### Information shown

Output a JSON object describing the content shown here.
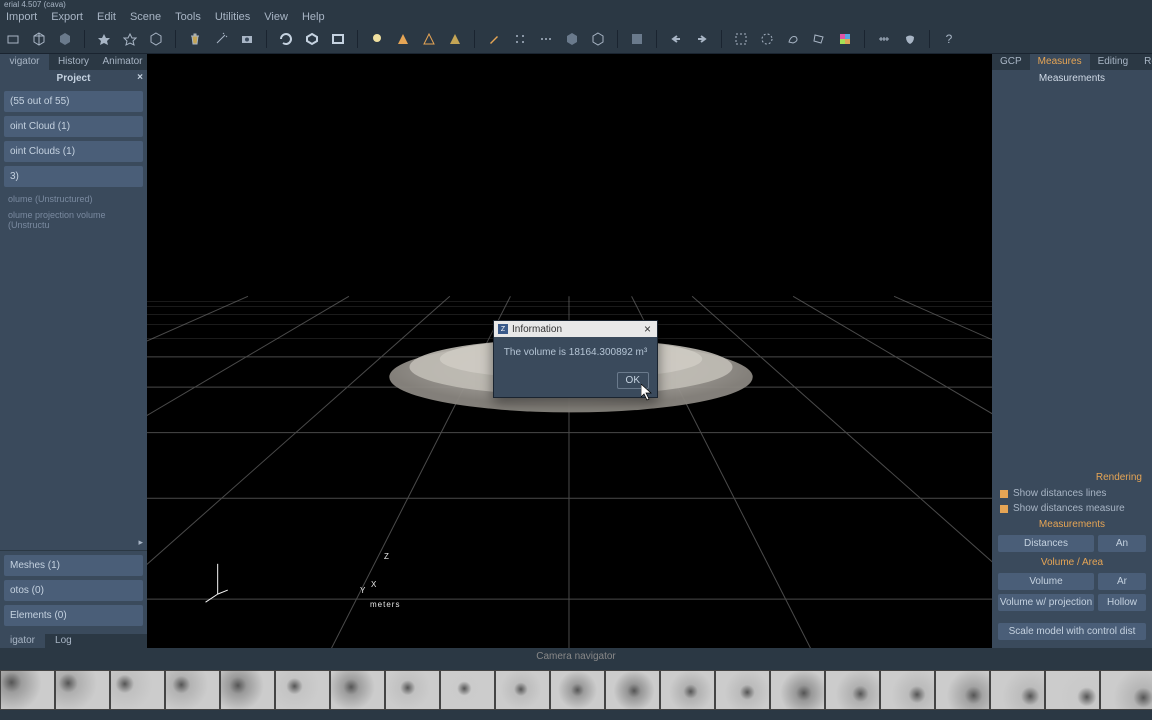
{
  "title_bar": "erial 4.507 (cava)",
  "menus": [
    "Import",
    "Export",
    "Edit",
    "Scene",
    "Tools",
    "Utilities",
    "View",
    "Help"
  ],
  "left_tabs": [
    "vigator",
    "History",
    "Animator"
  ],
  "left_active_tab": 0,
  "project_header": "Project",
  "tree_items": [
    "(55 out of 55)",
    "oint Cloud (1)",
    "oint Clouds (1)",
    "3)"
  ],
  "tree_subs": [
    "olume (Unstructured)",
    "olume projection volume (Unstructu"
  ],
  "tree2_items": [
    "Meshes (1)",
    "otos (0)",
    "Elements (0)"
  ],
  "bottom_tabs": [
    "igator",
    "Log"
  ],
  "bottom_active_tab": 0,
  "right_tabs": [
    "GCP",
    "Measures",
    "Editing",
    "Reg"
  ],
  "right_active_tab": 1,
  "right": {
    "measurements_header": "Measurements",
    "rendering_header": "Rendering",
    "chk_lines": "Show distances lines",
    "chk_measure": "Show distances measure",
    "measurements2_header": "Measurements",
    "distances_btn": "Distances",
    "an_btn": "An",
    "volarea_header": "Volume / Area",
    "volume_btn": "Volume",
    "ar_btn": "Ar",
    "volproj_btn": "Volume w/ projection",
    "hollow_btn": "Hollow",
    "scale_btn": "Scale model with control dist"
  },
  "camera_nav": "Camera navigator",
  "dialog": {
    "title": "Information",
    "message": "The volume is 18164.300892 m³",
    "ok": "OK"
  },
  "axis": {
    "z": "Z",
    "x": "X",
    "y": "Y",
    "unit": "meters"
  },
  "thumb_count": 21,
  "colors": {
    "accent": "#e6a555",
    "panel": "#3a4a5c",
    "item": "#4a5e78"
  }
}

######

## Aim
Pictures stay out of the copy; please restate every record above exactly.

## Problem solution
Output a JSON object describing the content shown here.
{
  "title_bar": "erial 4.507 (cava)",
  "menus": [
    "Import",
    "Export",
    "Edit",
    "Scene",
    "Tools",
    "Utilities",
    "View",
    "Help"
  ],
  "left_tabs": [
    "vigator",
    "History",
    "Animator"
  ],
  "left_active_tab": 0,
  "project_header": "Project",
  "tree_items": [
    "(55 out of 55)",
    "oint Cloud (1)",
    "oint Clouds (1)",
    "3)"
  ],
  "tree_subs": [
    "olume (Unstructured)",
    "olume projection volume (Unstructu"
  ],
  "tree2_items": [
    "Meshes (1)",
    "otos (0)",
    "Elements (0)"
  ],
  "bottom_tabs": [
    "igator",
    "Log"
  ],
  "bottom_active_tab": 0,
  "right_tabs": [
    "GCP",
    "Measures",
    "Editing",
    "Reg"
  ],
  "right_active_tab": 1,
  "right": {
    "measurements_header": "Measurements",
    "rendering_header": "Rendering",
    "chk_lines": "Show distances lines",
    "chk_measure": "Show distances measure",
    "measurements2_header": "Measurements",
    "distances_btn": "Distances",
    "an_btn": "An",
    "volarea_header": "Volume / Area",
    "volume_btn": "Volume",
    "ar_btn": "Ar",
    "volproj_btn": "Volume w/ projection",
    "hollow_btn": "Hollow",
    "scale_btn": "Scale model with control dist"
  },
  "camera_nav": "Camera navigator",
  "dialog": {
    "title": "Information",
    "message": "The volume is 18164.300892 m³",
    "ok": "OK"
  },
  "axis": {
    "z": "Z",
    "x": "X",
    "y": "Y",
    "unit": "meters"
  },
  "thumb_count": 21,
  "colors": {
    "accent": "#e6a555",
    "panel": "#3a4a5c",
    "item": "#4a5e78"
  }
}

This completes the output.